Records from a dataset

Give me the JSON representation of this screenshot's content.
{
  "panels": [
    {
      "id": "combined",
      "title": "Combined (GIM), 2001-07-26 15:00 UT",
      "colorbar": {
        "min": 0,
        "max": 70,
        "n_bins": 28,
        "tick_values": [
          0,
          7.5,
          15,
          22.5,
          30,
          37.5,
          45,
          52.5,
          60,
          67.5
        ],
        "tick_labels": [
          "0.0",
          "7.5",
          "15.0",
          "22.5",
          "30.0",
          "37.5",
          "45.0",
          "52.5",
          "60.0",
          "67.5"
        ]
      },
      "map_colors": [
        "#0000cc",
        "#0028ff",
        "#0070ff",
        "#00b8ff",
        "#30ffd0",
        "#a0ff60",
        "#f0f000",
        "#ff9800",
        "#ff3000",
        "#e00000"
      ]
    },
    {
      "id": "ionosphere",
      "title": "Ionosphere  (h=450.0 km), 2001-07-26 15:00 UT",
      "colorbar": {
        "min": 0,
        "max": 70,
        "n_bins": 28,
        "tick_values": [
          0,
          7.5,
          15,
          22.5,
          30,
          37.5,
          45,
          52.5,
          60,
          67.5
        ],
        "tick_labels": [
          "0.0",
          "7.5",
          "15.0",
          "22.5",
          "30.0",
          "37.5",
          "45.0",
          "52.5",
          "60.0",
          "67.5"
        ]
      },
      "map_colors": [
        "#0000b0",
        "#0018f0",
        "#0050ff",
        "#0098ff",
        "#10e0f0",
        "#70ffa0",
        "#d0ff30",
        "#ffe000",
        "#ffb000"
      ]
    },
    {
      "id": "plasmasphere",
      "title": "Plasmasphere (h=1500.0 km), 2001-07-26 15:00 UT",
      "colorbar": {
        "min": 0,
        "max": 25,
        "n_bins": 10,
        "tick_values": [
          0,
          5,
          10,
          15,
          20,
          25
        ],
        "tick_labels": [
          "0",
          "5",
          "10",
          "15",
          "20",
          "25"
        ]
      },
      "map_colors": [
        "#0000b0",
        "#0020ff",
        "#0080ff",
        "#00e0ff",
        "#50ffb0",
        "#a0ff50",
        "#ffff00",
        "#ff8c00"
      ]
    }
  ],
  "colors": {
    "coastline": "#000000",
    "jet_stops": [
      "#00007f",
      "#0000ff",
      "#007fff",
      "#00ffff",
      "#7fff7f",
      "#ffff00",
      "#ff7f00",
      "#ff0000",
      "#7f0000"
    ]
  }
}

_DO THIS_
Recopy the entries above exactly, with every line included.

_TASK RESULT_
Give me the JSON representation of this screenshot's content.
{
  "panels": [
    {
      "id": "combined",
      "title": "Combined (GIM), 2001-07-26 15:00 UT",
      "colorbar": {
        "min": 0,
        "max": 70,
        "n_bins": 28,
        "tick_values": [
          0,
          7.5,
          15,
          22.5,
          30,
          37.5,
          45,
          52.5,
          60,
          67.5
        ],
        "tick_labels": [
          "0.0",
          "7.5",
          "15.0",
          "22.5",
          "30.0",
          "37.5",
          "45.0",
          "52.5",
          "60.0",
          "67.5"
        ]
      },
      "map_colors": [
        "#0000cc",
        "#0028ff",
        "#0070ff",
        "#00b8ff",
        "#30ffd0",
        "#a0ff60",
        "#f0f000",
        "#ff9800",
        "#ff3000",
        "#e00000"
      ]
    },
    {
      "id": "ionosphere",
      "title": "Ionosphere  (h=450.0 km), 2001-07-26 15:00 UT",
      "colorbar": {
        "min": 0,
        "max": 70,
        "n_bins": 28,
        "tick_values": [
          0,
          7.5,
          15,
          22.5,
          30,
          37.5,
          45,
          52.5,
          60,
          67.5
        ],
        "tick_labels": [
          "0.0",
          "7.5",
          "15.0",
          "22.5",
          "30.0",
          "37.5",
          "45.0",
          "52.5",
          "60.0",
          "67.5"
        ]
      },
      "map_colors": [
        "#0000b0",
        "#0018f0",
        "#0050ff",
        "#0098ff",
        "#10e0f0",
        "#70ffa0",
        "#d0ff30",
        "#ffe000",
        "#ffb000"
      ]
    },
    {
      "id": "plasmasphere",
      "title": "Plasmasphere (h=1500.0 km), 2001-07-26 15:00 UT",
      "colorbar": {
        "min": 0,
        "max": 25,
        "n_bins": 10,
        "tick_values": [
          0,
          5,
          10,
          15,
          20,
          25
        ],
        "tick_labels": [
          "0",
          "5",
          "10",
          "15",
          "20",
          "25"
        ]
      },
      "map_colors": [
        "#0000b0",
        "#0020ff",
        "#0080ff",
        "#00e0ff",
        "#50ffb0",
        "#a0ff50",
        "#ffff00",
        "#ff8c00"
      ]
    }
  ],
  "colors": {
    "coastline": "#000000",
    "jet_stops": [
      "#00007f",
      "#0000ff",
      "#007fff",
      "#00ffff",
      "#7fff7f",
      "#ffff00",
      "#ff7f00",
      "#ff0000",
      "#7f0000"
    ]
  }
}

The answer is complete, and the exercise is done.